*Exercise material*.
<<<<
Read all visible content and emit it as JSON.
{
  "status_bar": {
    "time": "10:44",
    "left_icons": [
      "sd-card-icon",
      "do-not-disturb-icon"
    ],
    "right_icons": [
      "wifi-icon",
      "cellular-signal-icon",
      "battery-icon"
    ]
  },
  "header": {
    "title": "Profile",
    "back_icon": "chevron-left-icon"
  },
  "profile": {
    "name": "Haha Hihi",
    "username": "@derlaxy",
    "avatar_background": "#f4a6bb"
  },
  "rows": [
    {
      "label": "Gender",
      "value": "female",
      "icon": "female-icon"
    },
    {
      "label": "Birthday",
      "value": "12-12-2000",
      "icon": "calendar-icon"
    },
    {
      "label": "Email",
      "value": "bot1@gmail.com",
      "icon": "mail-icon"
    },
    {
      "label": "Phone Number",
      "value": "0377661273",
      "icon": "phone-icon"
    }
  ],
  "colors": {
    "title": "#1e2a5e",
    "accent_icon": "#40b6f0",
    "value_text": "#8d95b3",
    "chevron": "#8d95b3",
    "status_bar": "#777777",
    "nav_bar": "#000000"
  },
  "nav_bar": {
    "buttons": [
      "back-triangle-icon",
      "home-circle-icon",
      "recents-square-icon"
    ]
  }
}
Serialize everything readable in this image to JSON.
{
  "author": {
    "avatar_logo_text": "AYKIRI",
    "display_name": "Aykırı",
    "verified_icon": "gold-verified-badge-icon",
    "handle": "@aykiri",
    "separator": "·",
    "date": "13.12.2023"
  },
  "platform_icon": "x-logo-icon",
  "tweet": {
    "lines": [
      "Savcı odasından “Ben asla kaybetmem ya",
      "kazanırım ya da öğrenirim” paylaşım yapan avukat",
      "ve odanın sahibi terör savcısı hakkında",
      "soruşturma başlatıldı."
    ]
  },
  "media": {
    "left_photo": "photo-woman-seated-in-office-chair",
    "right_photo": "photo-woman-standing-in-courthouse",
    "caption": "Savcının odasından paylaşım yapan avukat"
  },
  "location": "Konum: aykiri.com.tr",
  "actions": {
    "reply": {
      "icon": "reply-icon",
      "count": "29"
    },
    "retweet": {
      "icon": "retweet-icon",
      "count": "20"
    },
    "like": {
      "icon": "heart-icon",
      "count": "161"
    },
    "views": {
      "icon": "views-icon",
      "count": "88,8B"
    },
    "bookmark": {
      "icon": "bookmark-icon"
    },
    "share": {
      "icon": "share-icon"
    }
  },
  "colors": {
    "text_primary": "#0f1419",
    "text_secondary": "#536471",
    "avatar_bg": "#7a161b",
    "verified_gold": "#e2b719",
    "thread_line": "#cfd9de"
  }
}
>>>>
*Your objective*.
Report only how many lines in the entries contain "paylaşım".

*Exercise response*.
2